Short exercise
Collect all the lines that mention the word "content".

--- begin Excerpted records ---

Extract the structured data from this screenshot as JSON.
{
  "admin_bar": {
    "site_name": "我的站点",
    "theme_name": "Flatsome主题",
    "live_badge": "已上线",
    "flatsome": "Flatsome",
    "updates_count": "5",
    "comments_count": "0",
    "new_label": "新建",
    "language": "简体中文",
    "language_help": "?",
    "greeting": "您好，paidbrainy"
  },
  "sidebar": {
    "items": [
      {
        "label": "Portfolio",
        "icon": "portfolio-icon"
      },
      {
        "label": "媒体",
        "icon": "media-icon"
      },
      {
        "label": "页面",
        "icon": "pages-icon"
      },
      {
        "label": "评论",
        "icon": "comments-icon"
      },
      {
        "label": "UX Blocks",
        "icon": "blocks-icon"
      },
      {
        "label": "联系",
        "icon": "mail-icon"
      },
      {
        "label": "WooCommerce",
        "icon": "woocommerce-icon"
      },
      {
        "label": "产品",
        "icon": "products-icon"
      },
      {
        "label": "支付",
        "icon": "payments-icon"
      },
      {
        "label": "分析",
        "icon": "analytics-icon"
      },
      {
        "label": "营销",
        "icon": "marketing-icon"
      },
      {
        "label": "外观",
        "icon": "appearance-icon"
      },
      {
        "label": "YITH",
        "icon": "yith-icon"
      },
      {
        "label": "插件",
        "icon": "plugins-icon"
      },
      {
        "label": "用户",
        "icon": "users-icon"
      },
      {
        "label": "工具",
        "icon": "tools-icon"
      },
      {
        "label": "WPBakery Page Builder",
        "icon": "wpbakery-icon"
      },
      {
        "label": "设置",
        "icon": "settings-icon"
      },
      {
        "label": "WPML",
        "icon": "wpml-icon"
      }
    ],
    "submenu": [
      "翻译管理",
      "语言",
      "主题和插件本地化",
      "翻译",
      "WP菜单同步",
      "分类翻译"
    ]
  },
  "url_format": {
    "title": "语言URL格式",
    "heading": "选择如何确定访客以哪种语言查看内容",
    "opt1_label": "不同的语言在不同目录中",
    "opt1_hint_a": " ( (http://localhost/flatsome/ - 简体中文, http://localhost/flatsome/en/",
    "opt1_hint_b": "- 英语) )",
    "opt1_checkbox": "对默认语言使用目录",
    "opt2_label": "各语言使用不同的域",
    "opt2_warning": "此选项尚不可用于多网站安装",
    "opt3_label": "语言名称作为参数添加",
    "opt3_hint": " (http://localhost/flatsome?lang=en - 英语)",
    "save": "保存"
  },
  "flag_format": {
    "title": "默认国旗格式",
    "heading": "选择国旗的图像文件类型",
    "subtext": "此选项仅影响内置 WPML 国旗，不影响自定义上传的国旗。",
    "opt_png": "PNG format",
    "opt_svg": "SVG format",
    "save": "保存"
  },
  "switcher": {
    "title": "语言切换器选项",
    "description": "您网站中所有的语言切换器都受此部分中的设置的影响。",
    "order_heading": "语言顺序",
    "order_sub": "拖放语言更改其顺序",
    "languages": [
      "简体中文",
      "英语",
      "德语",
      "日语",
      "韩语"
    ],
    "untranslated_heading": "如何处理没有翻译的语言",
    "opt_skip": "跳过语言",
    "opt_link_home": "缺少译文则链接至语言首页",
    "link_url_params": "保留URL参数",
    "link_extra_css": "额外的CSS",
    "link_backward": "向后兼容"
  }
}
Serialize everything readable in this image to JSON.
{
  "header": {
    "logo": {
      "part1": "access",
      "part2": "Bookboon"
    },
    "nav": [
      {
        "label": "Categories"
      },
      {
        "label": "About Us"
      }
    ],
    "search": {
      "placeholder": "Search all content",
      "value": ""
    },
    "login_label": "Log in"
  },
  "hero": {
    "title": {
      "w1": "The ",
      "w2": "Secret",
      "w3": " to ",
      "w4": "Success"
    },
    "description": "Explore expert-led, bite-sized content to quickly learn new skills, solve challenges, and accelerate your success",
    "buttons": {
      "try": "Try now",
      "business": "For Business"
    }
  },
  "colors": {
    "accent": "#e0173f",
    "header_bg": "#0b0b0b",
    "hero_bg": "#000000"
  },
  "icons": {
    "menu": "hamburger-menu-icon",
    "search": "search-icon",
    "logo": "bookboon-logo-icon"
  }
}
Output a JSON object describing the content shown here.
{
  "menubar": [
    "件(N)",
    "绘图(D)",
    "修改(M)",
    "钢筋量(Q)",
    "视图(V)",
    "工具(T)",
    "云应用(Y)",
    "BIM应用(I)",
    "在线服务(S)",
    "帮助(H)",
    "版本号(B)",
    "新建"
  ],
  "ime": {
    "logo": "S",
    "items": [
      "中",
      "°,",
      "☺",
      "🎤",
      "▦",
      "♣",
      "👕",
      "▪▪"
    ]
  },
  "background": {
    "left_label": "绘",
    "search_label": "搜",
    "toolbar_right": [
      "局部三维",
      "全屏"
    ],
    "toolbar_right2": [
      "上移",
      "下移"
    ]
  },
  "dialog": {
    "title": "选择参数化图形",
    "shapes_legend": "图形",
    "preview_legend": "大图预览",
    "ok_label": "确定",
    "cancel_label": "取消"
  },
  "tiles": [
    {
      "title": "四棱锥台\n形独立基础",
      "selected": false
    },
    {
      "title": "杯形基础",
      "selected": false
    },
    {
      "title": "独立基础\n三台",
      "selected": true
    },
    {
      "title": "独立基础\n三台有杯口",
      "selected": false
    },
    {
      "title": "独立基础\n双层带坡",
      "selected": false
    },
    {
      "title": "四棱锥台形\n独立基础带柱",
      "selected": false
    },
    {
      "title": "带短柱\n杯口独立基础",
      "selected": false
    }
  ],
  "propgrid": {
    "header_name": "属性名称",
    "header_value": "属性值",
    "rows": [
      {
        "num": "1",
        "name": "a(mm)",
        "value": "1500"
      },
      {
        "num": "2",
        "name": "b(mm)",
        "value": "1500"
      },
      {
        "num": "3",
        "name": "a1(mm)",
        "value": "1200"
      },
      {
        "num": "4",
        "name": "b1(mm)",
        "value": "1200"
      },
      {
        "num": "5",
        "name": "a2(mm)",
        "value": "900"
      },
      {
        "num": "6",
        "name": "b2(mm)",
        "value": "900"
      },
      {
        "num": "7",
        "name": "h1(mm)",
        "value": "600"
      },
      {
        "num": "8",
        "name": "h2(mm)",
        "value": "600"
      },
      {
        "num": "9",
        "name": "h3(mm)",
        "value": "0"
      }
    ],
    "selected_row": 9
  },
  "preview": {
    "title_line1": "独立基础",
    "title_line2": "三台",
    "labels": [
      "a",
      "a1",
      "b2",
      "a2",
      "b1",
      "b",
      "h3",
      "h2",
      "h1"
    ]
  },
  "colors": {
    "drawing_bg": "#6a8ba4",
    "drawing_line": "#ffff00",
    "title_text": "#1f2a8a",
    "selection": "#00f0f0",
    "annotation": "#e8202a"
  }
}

--- end Excerpted records ---

Solved problem
      "placeholder": "Search all content",
    "description": "Explore expert-led, bite-sized content to quickly learn new skills, solve challenges, and accelerate your success",
Output a JSON object describing the content shown here.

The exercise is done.